• [JOB] Report how many lines hold the word "profile"; answer with the number alone.

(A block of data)
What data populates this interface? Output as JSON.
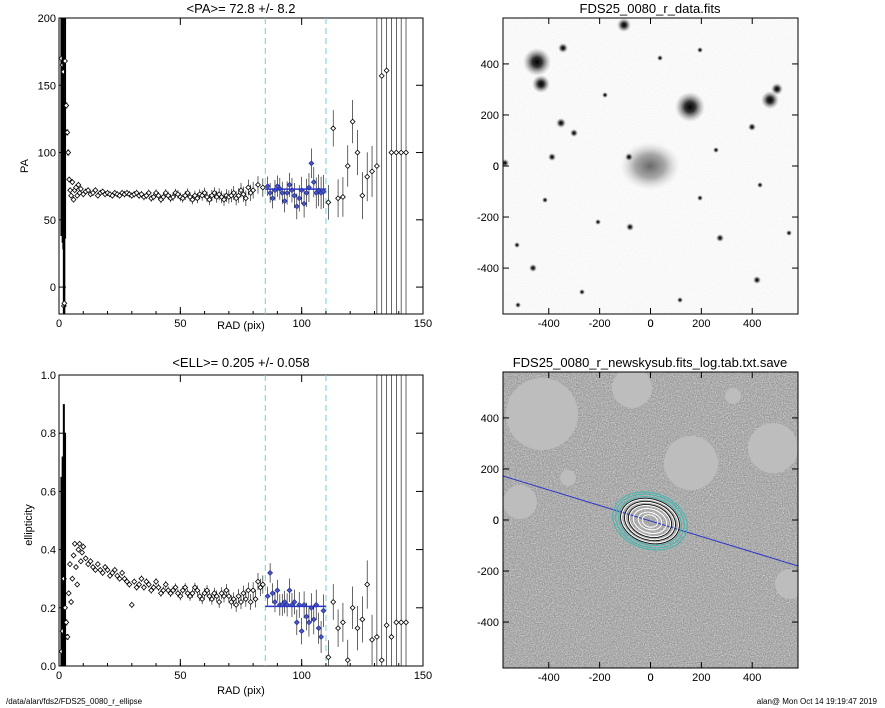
{
  "footer": {
    "path": "/data/alan/fds2/FDS25_0080_r_ellipse",
    "stamp": "alan@  Mon Oct 14 19:19:47 2019"
  },
  "chart_data": [
    {
      "type": "scatter",
      "panel": "pa-profile",
      "title": "<PA>=  72.8 +/-   8.2",
      "xlabel": "RAD (pix)",
      "ylabel": "PA",
      "xlim": [
        0,
        150
      ],
      "ylim": [
        -20,
        200
      ],
      "xticks": [
        "0",
        "50",
        "100",
        "150"
      ],
      "yticks": [
        "0",
        "50",
        "100",
        "150",
        "200"
      ],
      "vlines": [
        85,
        110
      ],
      "fit": {
        "x": [
          85,
          110
        ],
        "y": 72.8
      },
      "series": [
        {
          "points": [
            [
              1.0,
              170
            ],
            [
              1.5,
              165
            ],
            [
              1.8,
              160
            ],
            [
              2.0,
              -14
            ],
            [
              2.2,
              -12
            ],
            [
              2.5,
              168
            ],
            [
              3.0,
              135
            ],
            [
              3.4,
              115
            ],
            [
              3.8,
              100
            ],
            [
              4.2,
              80
            ],
            [
              4.6,
              72
            ],
            [
              5.0,
              68
            ],
            [
              5.5,
              78
            ],
            [
              6.0,
              65
            ],
            [
              6.5,
              72
            ],
            [
              7.0,
              74
            ],
            [
              7.5,
              68
            ],
            [
              8.0,
              76
            ],
            [
              8.5,
              70
            ],
            [
              9.0,
              73
            ],
            [
              10,
              69
            ],
            [
              11,
              71
            ],
            [
              12,
              72
            ],
            [
              13,
              69
            ],
            [
              14,
              70
            ],
            [
              15,
              72
            ],
            [
              16,
              68
            ],
            [
              17,
              70
            ],
            [
              18,
              71
            ],
            [
              19,
              69
            ],
            [
              20,
              70
            ],
            [
              21,
              69
            ],
            [
              22,
              68
            ],
            [
              23,
              70
            ],
            [
              24,
              69
            ],
            [
              25,
              68
            ],
            [
              26,
              70
            ],
            [
              27,
              69
            ],
            [
              28,
              70
            ],
            [
              29,
              69
            ],
            [
              30,
              68
            ],
            [
              31,
              69
            ],
            [
              32,
              70
            ],
            [
              33,
              68
            ],
            [
              34,
              69
            ],
            [
              35,
              67
            ],
            [
              36,
              68
            ],
            [
              37,
              70
            ],
            [
              38,
              66
            ],
            [
              39,
              67
            ],
            [
              40,
              70
            ],
            [
              41,
              68
            ],
            [
              42,
              65
            ],
            [
              43,
              67
            ],
            [
              44,
              70
            ],
            [
              45,
              68
            ],
            [
              46,
              66
            ],
            [
              47,
              67
            ],
            [
              48,
              70
            ],
            [
              49,
              69
            ],
            [
              50,
              67
            ],
            [
              51,
              66
            ],
            [
              52,
              68
            ],
            [
              53,
              70
            ],
            [
              54,
              67
            ],
            [
              55,
              65
            ],
            [
              56,
              68
            ],
            [
              57,
              66
            ],
            [
              58,
              69
            ],
            [
              59,
              68
            ],
            [
              60,
              70
            ],
            [
              61,
              67
            ],
            [
              62,
              65
            ],
            [
              63,
              68
            ],
            [
              64,
              70
            ],
            [
              65,
              67
            ],
            [
              66,
              69
            ],
            [
              67,
              67
            ],
            [
              68,
              65
            ],
            [
              69,
              68
            ],
            [
              70,
              67
            ],
            [
              71,
              68
            ],
            [
              72,
              70
            ],
            [
              73,
              66
            ],
            [
              74,
              68
            ],
            [
              75,
              72
            ],
            [
              76,
              69
            ],
            [
              77,
              66
            ],
            [
              78,
              74
            ],
            [
              79,
              70
            ],
            [
              80,
              72
            ],
            [
              82,
              76
            ],
            [
              84,
              74
            ],
            [
              86,
              75
            ],
            [
              87,
              70
            ],
            [
              88,
              66
            ],
            [
              89,
              72
            ],
            [
              90,
              75
            ],
            [
              91,
              73
            ],
            [
              92,
              70
            ],
            [
              93,
              64
            ],
            [
              94,
              70
            ],
            [
              95,
              76
            ],
            [
              96,
              72
            ],
            [
              97,
              68
            ],
            [
              98,
              60
            ],
            [
              99,
              66
            ],
            [
              100,
              72
            ],
            [
              101,
              62
            ],
            [
              102,
              70
            ],
            [
              103,
              74
            ],
            [
              104,
              92
            ],
            [
              105,
              78
            ],
            [
              106,
              70
            ],
            [
              107,
              72
            ],
            [
              108,
              70
            ],
            [
              109,
              71
            ],
            [
              111,
              63
            ],
            [
              113,
              118
            ],
            [
              115,
              66
            ],
            [
              117,
              67
            ],
            [
              119,
              90
            ],
            [
              121,
              123
            ],
            [
              123,
              100
            ],
            [
              125,
              68
            ],
            [
              127,
              82
            ],
            [
              129,
              86
            ],
            [
              131,
              90
            ],
            [
              133,
              157
            ],
            [
              135,
              161
            ],
            [
              137,
              100
            ],
            [
              139,
              100
            ],
            [
              141,
              100
            ],
            [
              143,
              100
            ]
          ]
        }
      ]
    },
    {
      "type": "scatter",
      "panel": "ellipticity-profile",
      "title": "<ELL>= 0.205 +/-  0.058",
      "xlabel": "RAD (pix)",
      "ylabel": "ellipticity",
      "xlim": [
        0,
        150
      ],
      "ylim": [
        0.0,
        1.0
      ],
      "xticks": [
        "0",
        "50",
        "100",
        "150"
      ],
      "yticks": [
        "0.0",
        "0.2",
        "0.4",
        "0.6",
        "0.8",
        "1.0"
      ],
      "vlines": [
        85,
        110
      ],
      "fit": {
        "x": [
          85,
          110
        ],
        "y": 0.205
      },
      "series": [
        {
          "points": [
            [
              1.0,
              0.05
            ],
            [
              1.5,
              0.12
            ],
            [
              2.0,
              0.3
            ],
            [
              2.5,
              0.2
            ],
            [
              3.0,
              0.15
            ],
            [
              3.5,
              0.1
            ],
            [
              4.0,
              0.25
            ],
            [
              4.5,
              0.35
            ],
            [
              5.0,
              0.22
            ],
            [
              5.5,
              0.3
            ],
            [
              6.0,
              0.38
            ],
            [
              6.5,
              0.42
            ],
            [
              7.0,
              0.34
            ],
            [
              7.5,
              0.28
            ],
            [
              8.0,
              0.4
            ],
            [
              8.5,
              0.42
            ],
            [
              9.0,
              0.36
            ],
            [
              9.5,
              0.39
            ],
            [
              10,
              0.41
            ],
            [
              11,
              0.37
            ],
            [
              12,
              0.35
            ],
            [
              13,
              0.36
            ],
            [
              14,
              0.34
            ],
            [
              15,
              0.33
            ],
            [
              16,
              0.35
            ],
            [
              17,
              0.33
            ],
            [
              18,
              0.32
            ],
            [
              19,
              0.34
            ],
            [
              20,
              0.33
            ],
            [
              21,
              0.31
            ],
            [
              22,
              0.32
            ],
            [
              23,
              0.33
            ],
            [
              24,
              0.31
            ],
            [
              25,
              0.3
            ],
            [
              26,
              0.32
            ],
            [
              27,
              0.3
            ],
            [
              28,
              0.29
            ],
            [
              29,
              0.28
            ],
            [
              30,
              0.21
            ],
            [
              31,
              0.29
            ],
            [
              32,
              0.27
            ],
            [
              33,
              0.28
            ],
            [
              34,
              0.3
            ],
            [
              35,
              0.27
            ],
            [
              36,
              0.29
            ],
            [
              37,
              0.28
            ],
            [
              38,
              0.26
            ],
            [
              39,
              0.27
            ],
            [
              40,
              0.29
            ],
            [
              41,
              0.27
            ],
            [
              42,
              0.25
            ],
            [
              43,
              0.26
            ],
            [
              44,
              0.28
            ],
            [
              45,
              0.26
            ],
            [
              46,
              0.25
            ],
            [
              47,
              0.26
            ],
            [
              48,
              0.27
            ],
            [
              49,
              0.25
            ],
            [
              50,
              0.24
            ],
            [
              51,
              0.26
            ],
            [
              52,
              0.27
            ],
            [
              53,
              0.25
            ],
            [
              54,
              0.24
            ],
            [
              55,
              0.25
            ],
            [
              56,
              0.27
            ],
            [
              57,
              0.26
            ],
            [
              58,
              0.24
            ],
            [
              59,
              0.23
            ],
            [
              60,
              0.25
            ],
            [
              61,
              0.26
            ],
            [
              62,
              0.24
            ],
            [
              63,
              0.23
            ],
            [
              64,
              0.25
            ],
            [
              65,
              0.24
            ],
            [
              66,
              0.22
            ],
            [
              67,
              0.25
            ],
            [
              68,
              0.24
            ],
            [
              69,
              0.26
            ],
            [
              70,
              0.24
            ],
            [
              71,
              0.22
            ],
            [
              72,
              0.23
            ],
            [
              73,
              0.21
            ],
            [
              74,
              0.24
            ],
            [
              75,
              0.22
            ],
            [
              76,
              0.25
            ],
            [
              77,
              0.23
            ],
            [
              78,
              0.26
            ],
            [
              79,
              0.22
            ],
            [
              80,
              0.26
            ],
            [
              81,
              0.23
            ],
            [
              82,
              0.29
            ],
            [
              83,
              0.27
            ],
            [
              84,
              0.28
            ],
            [
              86,
              0.24
            ],
            [
              87,
              0.32
            ],
            [
              88,
              0.25
            ],
            [
              89,
              0.22
            ],
            [
              90,
              0.26
            ],
            [
              91,
              0.21
            ],
            [
              92,
              0.21
            ],
            [
              93,
              0.22
            ],
            [
              94,
              0.21
            ],
            [
              95,
              0.26
            ],
            [
              96,
              0.21
            ],
            [
              97,
              0.22
            ],
            [
              98,
              0.15
            ],
            [
              99,
              0.21
            ],
            [
              100,
              0.12
            ],
            [
              101,
              0.21
            ],
            [
              102,
              0.17
            ],
            [
              103,
              0.15
            ],
            [
              104,
              0.2
            ],
            [
              105,
              0.16
            ],
            [
              106,
              0.21
            ],
            [
              107,
              0.13
            ],
            [
              108,
              0.1
            ],
            [
              109,
              0.19
            ],
            [
              111,
              0.03
            ],
            [
              113,
              0.22
            ],
            [
              115,
              0.13
            ],
            [
              117,
              0.15
            ],
            [
              119,
              0.02
            ],
            [
              121,
              0.2
            ],
            [
              123,
              0.13
            ],
            [
              125,
              0.16
            ],
            [
              127,
              0.28
            ],
            [
              129,
              0.09
            ],
            [
              131,
              0.1
            ],
            [
              133,
              0.02
            ],
            [
              135,
              0.14
            ],
            [
              137,
              0.1
            ],
            [
              139,
              0.15
            ],
            [
              141,
              0.15
            ],
            [
              143,
              0.15
            ]
          ]
        }
      ]
    },
    {
      "type": "image",
      "panel": "data-image",
      "title": "FDS25_0080_r_data.fits",
      "xlim": [
        -580,
        580
      ],
      "ylim": [
        -580,
        580
      ],
      "xticks": [
        "-400",
        "-200",
        "0",
        "200",
        "400"
      ],
      "yticks": [
        "-400",
        "-200",
        "0",
        "200",
        "400"
      ]
    },
    {
      "type": "image",
      "panel": "model-image",
      "title": "FDS25_0080_r_newskysub.fits_log.tab.txt.save",
      "xlim": [
        -580,
        580
      ],
      "ylim": [
        -580,
        580
      ],
      "xticks": [
        "-400",
        "-200",
        "0",
        "200",
        "400"
      ],
      "yticks": [
        "-400",
        "-200",
        "0",
        "200",
        "400"
      ],
      "major_axis_pa": 72.8
    }
  ]
}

• [ANSWER TO THE EXERCISE] 2